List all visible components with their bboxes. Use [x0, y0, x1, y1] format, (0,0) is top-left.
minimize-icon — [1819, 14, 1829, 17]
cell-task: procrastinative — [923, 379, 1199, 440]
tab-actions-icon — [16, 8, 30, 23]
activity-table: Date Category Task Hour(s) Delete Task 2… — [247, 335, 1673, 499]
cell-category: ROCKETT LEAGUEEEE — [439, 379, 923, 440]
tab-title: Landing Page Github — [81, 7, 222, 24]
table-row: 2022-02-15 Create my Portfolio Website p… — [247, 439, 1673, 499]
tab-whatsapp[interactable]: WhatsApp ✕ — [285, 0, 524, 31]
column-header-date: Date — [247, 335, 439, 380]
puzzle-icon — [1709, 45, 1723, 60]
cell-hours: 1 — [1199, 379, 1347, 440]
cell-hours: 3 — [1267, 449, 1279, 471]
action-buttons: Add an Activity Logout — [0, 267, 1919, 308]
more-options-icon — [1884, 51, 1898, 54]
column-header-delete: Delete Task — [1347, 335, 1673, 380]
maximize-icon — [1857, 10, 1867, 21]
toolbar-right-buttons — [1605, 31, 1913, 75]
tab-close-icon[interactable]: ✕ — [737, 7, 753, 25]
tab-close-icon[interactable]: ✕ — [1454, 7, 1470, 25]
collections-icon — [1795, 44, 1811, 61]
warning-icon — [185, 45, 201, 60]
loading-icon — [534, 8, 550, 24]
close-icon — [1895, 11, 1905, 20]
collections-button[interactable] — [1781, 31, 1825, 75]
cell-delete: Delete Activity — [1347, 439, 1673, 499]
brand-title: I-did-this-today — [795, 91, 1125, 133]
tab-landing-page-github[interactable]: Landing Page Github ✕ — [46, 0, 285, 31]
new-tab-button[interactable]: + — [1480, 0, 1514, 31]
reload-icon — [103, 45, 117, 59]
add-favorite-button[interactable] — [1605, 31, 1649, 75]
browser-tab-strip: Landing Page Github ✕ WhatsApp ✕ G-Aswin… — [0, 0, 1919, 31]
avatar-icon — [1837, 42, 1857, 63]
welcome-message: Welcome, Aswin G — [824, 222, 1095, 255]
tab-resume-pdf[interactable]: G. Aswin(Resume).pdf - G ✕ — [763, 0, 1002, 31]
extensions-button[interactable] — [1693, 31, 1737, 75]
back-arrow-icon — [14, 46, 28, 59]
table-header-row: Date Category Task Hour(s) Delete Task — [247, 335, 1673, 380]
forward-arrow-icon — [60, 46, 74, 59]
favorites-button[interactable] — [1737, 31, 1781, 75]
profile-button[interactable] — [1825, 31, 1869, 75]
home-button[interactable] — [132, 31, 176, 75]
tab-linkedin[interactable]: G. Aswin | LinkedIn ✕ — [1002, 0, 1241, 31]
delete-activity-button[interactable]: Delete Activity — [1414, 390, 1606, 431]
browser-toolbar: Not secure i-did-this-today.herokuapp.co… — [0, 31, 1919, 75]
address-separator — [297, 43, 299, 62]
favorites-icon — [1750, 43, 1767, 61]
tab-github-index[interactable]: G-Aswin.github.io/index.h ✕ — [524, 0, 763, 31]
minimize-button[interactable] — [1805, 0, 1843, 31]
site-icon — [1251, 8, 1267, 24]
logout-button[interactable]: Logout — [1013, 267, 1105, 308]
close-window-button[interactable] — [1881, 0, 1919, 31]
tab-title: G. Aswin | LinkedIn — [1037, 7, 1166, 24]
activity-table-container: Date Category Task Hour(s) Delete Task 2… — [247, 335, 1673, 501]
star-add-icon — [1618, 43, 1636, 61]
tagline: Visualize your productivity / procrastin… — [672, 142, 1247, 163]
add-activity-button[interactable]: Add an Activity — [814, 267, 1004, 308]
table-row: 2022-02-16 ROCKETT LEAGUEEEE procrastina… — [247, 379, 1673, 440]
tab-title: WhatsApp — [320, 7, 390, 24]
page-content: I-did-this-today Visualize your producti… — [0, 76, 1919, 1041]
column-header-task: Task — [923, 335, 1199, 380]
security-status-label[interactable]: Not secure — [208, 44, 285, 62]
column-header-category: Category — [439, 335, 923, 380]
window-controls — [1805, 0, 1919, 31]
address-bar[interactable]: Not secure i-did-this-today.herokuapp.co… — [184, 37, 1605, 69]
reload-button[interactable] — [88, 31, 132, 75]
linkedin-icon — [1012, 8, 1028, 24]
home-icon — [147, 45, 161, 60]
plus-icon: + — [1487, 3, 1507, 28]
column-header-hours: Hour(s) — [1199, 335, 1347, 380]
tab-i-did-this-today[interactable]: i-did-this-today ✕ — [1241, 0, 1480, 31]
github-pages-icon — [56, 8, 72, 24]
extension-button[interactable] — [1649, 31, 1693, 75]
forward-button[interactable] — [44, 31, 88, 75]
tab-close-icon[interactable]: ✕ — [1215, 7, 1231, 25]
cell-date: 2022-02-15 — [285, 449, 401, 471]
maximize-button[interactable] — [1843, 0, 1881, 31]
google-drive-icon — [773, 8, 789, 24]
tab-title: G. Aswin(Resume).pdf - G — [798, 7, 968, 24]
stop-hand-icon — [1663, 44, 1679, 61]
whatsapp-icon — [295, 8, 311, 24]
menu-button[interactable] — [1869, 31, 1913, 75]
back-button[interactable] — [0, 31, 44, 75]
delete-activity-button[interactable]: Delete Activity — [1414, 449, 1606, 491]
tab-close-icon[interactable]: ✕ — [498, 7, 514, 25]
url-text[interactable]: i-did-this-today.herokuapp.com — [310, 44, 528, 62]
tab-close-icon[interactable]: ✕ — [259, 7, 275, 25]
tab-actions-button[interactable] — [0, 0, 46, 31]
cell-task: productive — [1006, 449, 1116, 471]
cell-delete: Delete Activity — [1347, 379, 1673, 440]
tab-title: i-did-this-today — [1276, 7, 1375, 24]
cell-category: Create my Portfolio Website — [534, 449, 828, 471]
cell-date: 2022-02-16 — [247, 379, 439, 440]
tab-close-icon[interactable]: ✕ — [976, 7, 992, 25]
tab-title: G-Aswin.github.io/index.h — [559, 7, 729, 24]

:::::

▶ **WHAT THIS TASK INVOLVES**: Quote every one of the lines above word for word, without changing anything.

▶ **COMPLETED EXERCISE**:
List all visible components with their bboxes. Use [x0, y0, x1, y1] format, (0,0) is top-left.
minimize-icon — [1819, 14, 1829, 17]
cell-task: procrastinative — [923, 379, 1199, 440]
tab-actions-icon — [16, 8, 30, 23]
activity-table: Date Category Task Hour(s) Delete Task 2… — [247, 335, 1673, 499]
cell-category: ROCKETT LEAGUEEEE — [439, 379, 923, 440]
tab-title: Landing Page Github — [81, 7, 222, 24]
table-row: 2022-02-15 Create my Portfolio Website p… — [247, 439, 1673, 499]
tab-whatsapp[interactable]: WhatsApp ✕ — [285, 0, 524, 31]
column-header-date: Date — [247, 335, 439, 380]
puzzle-icon — [1709, 45, 1723, 60]
cell-hours: 1 — [1199, 379, 1347, 440]
cell-hours: 3 — [1267, 449, 1279, 471]
action-buttons: Add an Activity Logout — [0, 267, 1919, 308]
more-options-icon — [1884, 51, 1898, 54]
column-header-delete: Delete Task — [1347, 335, 1673, 380]
maximize-icon — [1857, 10, 1867, 21]
toolbar-right-buttons — [1605, 31, 1913, 75]
tab-close-icon[interactable]: ✕ — [737, 7, 753, 25]
tab-close-icon[interactable]: ✕ — [1454, 7, 1470, 25]
collections-icon — [1795, 44, 1811, 61]
warning-icon — [185, 45, 201, 60]
loading-icon — [534, 8, 550, 24]
close-icon — [1895, 11, 1905, 20]
collections-button[interactable] — [1781, 31, 1825, 75]
cell-delete: Delete Activity — [1347, 439, 1673, 499]
brand-title: I-did-this-today — [795, 91, 1125, 133]
tab-landing-page-github[interactable]: Landing Page Github ✕ — [46, 0, 285, 31]
new-tab-button[interactable]: + — [1480, 0, 1514, 31]
reload-icon — [103, 45, 117, 59]
add-favorite-button[interactable] — [1605, 31, 1649, 75]
browser-tab-strip: Landing Page Github ✕ WhatsApp ✕ G-Aswin… — [0, 0, 1919, 31]
avatar-icon — [1837, 42, 1857, 63]
welcome-message: Welcome, Aswin G — [824, 222, 1095, 255]
tab-resume-pdf[interactable]: G. Aswin(Resume).pdf - G ✕ — [763, 0, 1002, 31]
extensions-button[interactable] — [1693, 31, 1737, 75]
back-arrow-icon — [14, 46, 28, 59]
table-header-row: Date Category Task Hour(s) Delete Task — [247, 335, 1673, 380]
forward-arrow-icon — [60, 46, 74, 59]
favorites-button[interactable] — [1737, 31, 1781, 75]
profile-button[interactable] — [1825, 31, 1869, 75]
home-button[interactable] — [132, 31, 176, 75]
tab-linkedin[interactable]: G. Aswin | LinkedIn ✕ — [1002, 0, 1241, 31]
delete-activity-button[interactable]: Delete Activity — [1414, 390, 1606, 431]
browser-toolbar: Not secure i-did-this-today.herokuapp.co… — [0, 31, 1919, 75]
address-separator — [297, 43, 299, 62]
favorites-icon — [1750, 43, 1767, 61]
tab-github-index[interactable]: G-Aswin.github.io/index.h ✕ — [524, 0, 763, 31]
minimize-button[interactable] — [1805, 0, 1843, 31]
site-icon — [1251, 8, 1267, 24]
logout-button[interactable]: Logout — [1013, 267, 1105, 308]
close-window-button[interactable] — [1881, 0, 1919, 31]
tab-title: G. Aswin | LinkedIn — [1037, 7, 1166, 24]
activity-table-container: Date Category Task Hour(s) Delete Task 2… — [247, 335, 1673, 501]
star-add-icon — [1618, 43, 1636, 61]
tagline: Visualize your productivity / procrastin… — [672, 142, 1247, 163]
add-activity-button[interactable]: Add an Activity — [814, 267, 1004, 308]
table-row: 2022-02-16 ROCKETT LEAGUEEEE procrastina… — [247, 379, 1673, 440]
tab-title: WhatsApp — [320, 7, 390, 24]
page-content: I-did-this-today Visualize your producti… — [0, 76, 1919, 1041]
column-header-task: Task — [923, 335, 1199, 380]
security-status-label[interactable]: Not secure — [208, 44, 285, 62]
column-header-category: Category — [439, 335, 923, 380]
window-controls — [1805, 0, 1919, 31]
address-bar[interactable]: Not secure i-did-this-today.herokuapp.co… — [184, 37, 1605, 69]
reload-button[interactable] — [88, 31, 132, 75]
linkedin-icon — [1012, 8, 1028, 24]
home-icon — [147, 45, 161, 60]
plus-icon: + — [1487, 3, 1507, 28]
column-header-hours: Hour(s) — [1199, 335, 1347, 380]
tab-i-did-this-today[interactable]: i-did-this-today ✕ — [1241, 0, 1480, 31]
github-pages-icon — [56, 8, 72, 24]
extension-button[interactable] — [1649, 31, 1693, 75]
forward-button[interactable] — [44, 31, 88, 75]
tab-close-icon[interactable]: ✕ — [1215, 7, 1231, 25]
cell-date: 2022-02-15 — [285, 449, 401, 471]
maximize-button[interactable] — [1843, 0, 1881, 31]
google-drive-icon — [773, 8, 789, 24]
tab-title: G. Aswin(Resume).pdf - G — [798, 7, 968, 24]
stop-hand-icon — [1663, 44, 1679, 61]
whatsapp-icon — [295, 8, 311, 24]
menu-button[interactable] — [1869, 31, 1913, 75]
back-button[interactable] — [0, 31, 44, 75]
delete-activity-button[interactable]: Delete Activity — [1414, 449, 1606, 491]
tab-close-icon[interactable]: ✕ — [498, 7, 514, 25]
url-text[interactable]: i-did-this-today.herokuapp.com — [310, 44, 528, 62]
tab-close-icon[interactable]: ✕ — [259, 7, 275, 25]
tab-actions-button[interactable] — [0, 0, 46, 31]
cell-task: productive — [1006, 449, 1116, 471]
cell-delete: Delete Activity — [1347, 379, 1673, 440]
tab-title: i-did-this-today — [1276, 7, 1375, 24]
cell-category: Create my Portfolio Website — [534, 449, 828, 471]
cell-date: 2022-02-16 — [247, 379, 439, 440]
tab-close-icon[interactable]: ✕ — [976, 7, 992, 25]
tab-title: G-Aswin.github.io/index.h — [559, 7, 729, 24]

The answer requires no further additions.